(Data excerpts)
>> begin
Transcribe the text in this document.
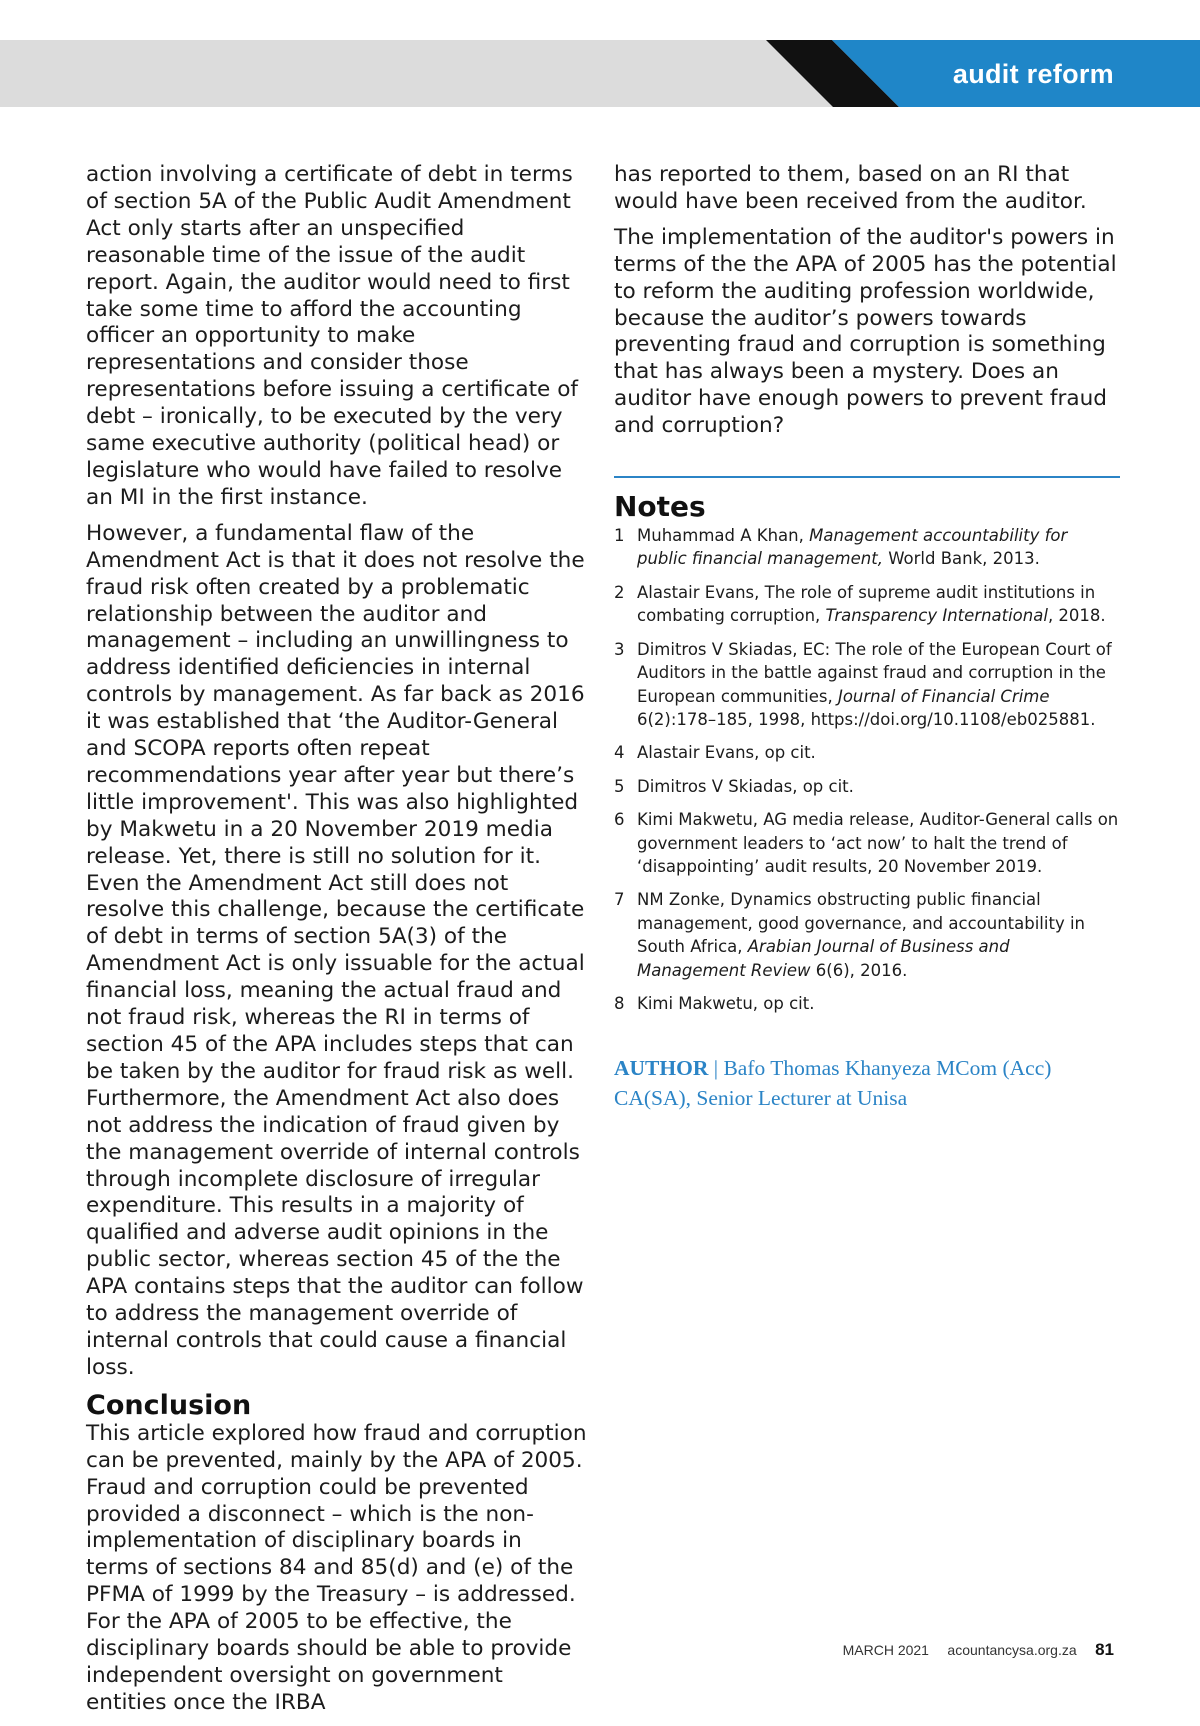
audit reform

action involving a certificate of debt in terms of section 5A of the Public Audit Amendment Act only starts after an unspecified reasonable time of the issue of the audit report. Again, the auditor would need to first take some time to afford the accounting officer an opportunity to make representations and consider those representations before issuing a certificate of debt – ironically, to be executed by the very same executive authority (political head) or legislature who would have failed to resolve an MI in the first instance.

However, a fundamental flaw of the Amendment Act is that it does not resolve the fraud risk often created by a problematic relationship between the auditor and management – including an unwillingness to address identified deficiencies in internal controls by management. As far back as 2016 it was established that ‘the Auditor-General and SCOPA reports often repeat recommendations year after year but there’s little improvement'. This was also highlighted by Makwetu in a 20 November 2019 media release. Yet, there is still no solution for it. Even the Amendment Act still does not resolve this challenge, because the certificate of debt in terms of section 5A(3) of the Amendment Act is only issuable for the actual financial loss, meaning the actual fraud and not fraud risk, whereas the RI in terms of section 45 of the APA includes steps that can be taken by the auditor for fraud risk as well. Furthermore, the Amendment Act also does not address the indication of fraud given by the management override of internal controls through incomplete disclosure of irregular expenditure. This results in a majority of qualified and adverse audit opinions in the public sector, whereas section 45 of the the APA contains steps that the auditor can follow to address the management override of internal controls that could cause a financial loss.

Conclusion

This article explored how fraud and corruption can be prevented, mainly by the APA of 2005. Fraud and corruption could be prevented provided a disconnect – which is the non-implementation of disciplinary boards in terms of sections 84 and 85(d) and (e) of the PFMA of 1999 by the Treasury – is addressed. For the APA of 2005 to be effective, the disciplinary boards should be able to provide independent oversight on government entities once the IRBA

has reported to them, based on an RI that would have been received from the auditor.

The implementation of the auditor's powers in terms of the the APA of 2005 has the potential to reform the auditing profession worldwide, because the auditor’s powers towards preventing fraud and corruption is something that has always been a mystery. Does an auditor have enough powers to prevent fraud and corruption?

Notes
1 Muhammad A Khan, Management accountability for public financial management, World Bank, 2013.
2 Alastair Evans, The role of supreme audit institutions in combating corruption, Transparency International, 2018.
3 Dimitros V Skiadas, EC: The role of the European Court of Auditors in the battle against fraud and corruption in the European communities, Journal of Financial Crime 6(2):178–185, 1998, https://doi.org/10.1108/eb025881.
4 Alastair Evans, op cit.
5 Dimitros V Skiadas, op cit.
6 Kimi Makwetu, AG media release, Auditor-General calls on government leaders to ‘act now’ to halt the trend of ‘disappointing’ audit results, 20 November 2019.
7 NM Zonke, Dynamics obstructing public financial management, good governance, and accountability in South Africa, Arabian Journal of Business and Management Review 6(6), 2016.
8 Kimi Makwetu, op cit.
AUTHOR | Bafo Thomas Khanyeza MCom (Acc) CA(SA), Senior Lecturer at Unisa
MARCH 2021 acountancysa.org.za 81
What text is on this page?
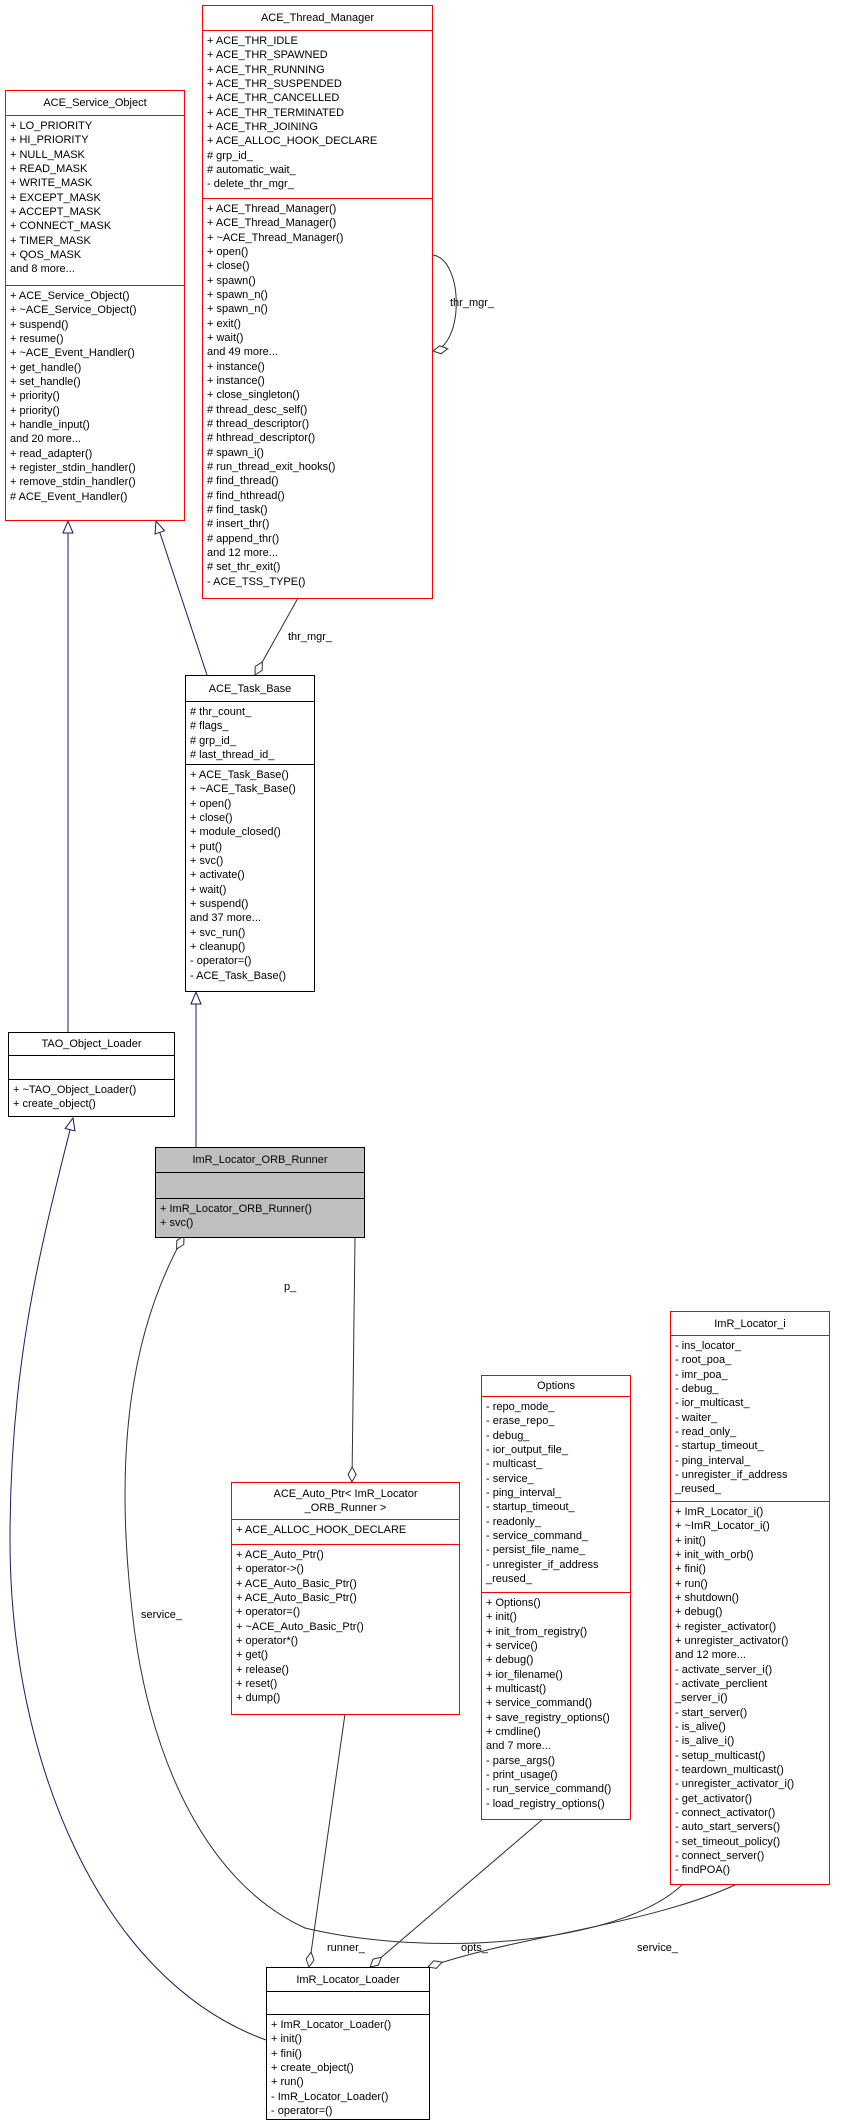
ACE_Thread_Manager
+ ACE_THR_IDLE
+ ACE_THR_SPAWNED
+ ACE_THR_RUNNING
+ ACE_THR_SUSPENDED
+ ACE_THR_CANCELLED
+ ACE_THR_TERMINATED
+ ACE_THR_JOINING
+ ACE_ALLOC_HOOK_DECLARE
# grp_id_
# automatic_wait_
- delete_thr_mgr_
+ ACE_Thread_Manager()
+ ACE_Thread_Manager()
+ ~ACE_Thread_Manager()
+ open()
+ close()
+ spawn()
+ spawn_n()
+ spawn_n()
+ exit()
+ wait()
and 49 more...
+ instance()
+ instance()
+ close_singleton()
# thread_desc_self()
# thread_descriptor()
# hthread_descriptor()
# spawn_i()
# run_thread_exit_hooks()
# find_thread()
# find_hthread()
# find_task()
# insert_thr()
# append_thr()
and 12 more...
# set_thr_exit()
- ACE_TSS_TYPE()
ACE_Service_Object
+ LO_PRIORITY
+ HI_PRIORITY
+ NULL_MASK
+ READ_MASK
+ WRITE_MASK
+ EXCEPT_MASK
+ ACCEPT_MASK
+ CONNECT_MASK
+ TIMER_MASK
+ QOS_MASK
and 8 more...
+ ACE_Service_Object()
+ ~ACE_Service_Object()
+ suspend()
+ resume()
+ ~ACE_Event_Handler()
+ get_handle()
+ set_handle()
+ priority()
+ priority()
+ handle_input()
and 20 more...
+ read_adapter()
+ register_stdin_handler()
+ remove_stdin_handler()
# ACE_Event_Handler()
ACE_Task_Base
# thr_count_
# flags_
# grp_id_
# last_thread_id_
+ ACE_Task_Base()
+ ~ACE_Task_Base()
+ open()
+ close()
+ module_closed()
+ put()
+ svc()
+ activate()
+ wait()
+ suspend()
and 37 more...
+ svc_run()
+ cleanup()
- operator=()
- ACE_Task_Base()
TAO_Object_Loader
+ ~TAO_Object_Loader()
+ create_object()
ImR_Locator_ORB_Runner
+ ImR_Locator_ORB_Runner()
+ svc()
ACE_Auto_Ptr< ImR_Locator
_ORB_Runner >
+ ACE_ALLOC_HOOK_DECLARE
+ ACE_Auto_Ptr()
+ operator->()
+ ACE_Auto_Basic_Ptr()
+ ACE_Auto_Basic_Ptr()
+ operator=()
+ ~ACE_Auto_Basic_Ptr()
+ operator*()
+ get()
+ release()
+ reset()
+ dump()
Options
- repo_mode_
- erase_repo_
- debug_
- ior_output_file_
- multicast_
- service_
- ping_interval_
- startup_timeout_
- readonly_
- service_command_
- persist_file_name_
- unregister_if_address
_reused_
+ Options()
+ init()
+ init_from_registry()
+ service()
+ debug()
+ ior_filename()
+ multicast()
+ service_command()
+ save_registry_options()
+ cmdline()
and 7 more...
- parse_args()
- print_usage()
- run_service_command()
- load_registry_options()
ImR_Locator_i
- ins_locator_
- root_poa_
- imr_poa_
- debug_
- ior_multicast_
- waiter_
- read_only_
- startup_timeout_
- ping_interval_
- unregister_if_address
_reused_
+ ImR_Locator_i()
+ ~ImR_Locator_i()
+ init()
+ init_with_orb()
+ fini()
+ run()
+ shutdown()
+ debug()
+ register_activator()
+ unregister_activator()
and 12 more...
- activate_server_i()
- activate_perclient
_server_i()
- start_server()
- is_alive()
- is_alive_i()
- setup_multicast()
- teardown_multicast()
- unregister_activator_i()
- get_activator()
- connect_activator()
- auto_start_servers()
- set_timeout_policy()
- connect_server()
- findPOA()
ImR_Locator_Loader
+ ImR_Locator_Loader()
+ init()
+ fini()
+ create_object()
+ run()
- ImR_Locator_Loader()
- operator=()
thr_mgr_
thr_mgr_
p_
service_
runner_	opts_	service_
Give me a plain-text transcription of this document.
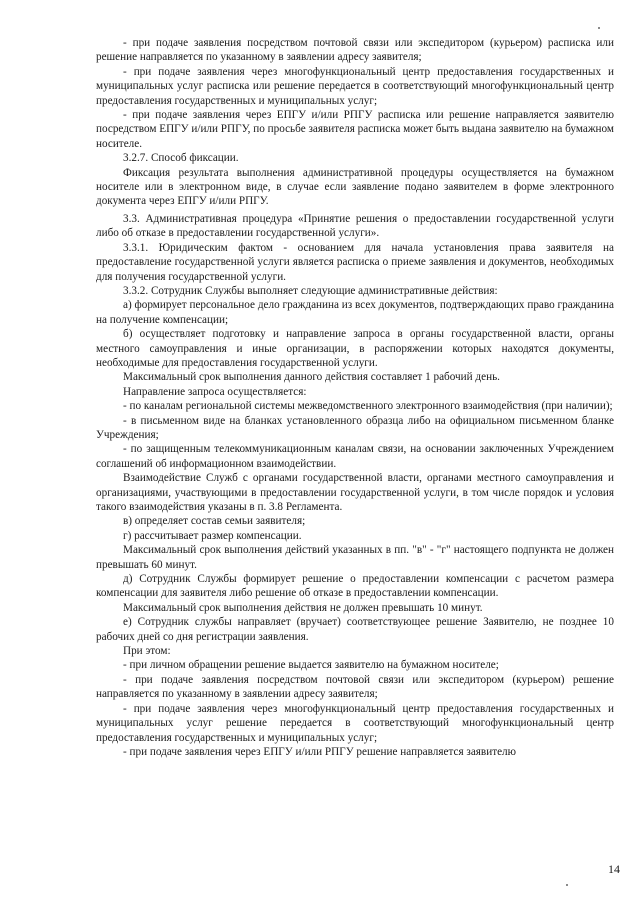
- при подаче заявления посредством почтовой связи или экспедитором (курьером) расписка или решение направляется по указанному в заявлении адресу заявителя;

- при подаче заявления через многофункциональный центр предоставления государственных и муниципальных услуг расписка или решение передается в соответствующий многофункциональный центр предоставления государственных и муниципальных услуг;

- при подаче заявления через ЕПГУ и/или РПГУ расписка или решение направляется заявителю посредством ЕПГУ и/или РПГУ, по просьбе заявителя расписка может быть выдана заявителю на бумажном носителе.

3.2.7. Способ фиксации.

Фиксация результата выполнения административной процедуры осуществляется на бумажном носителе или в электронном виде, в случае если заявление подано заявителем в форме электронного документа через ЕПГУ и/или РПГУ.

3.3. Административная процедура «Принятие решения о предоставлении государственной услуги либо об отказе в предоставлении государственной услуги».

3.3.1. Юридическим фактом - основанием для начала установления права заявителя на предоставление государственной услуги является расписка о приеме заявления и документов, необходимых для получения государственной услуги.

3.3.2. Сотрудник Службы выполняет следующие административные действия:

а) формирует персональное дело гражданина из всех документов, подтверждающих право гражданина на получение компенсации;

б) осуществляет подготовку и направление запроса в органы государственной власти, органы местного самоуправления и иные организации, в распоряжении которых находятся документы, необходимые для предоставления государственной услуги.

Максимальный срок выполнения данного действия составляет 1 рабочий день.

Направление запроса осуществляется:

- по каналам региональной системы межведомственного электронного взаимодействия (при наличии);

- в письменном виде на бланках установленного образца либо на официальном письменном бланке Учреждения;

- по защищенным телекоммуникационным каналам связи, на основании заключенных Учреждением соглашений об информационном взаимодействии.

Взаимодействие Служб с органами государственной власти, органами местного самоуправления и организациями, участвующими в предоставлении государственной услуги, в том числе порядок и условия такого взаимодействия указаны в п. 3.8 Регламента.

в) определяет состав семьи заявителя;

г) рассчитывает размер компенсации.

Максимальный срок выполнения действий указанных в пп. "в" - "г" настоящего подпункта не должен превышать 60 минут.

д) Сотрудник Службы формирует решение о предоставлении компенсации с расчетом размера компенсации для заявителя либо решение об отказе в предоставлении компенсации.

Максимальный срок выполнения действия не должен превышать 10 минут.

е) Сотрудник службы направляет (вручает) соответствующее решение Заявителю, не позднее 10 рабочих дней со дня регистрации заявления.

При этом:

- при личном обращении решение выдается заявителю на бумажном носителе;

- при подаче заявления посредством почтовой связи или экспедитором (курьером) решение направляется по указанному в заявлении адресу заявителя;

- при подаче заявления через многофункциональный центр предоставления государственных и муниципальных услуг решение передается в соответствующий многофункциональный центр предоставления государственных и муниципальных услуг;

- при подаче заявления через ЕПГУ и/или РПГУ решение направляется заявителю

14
>> end
[Work required]:
Locate all lines holding the word "Alastair", then copy them out.

[Full solution]:
2 Alastair Evans, The role of supreme audit institutions in combating corruption, Transparency International, 2018.
4 Alastair Evans, op cit.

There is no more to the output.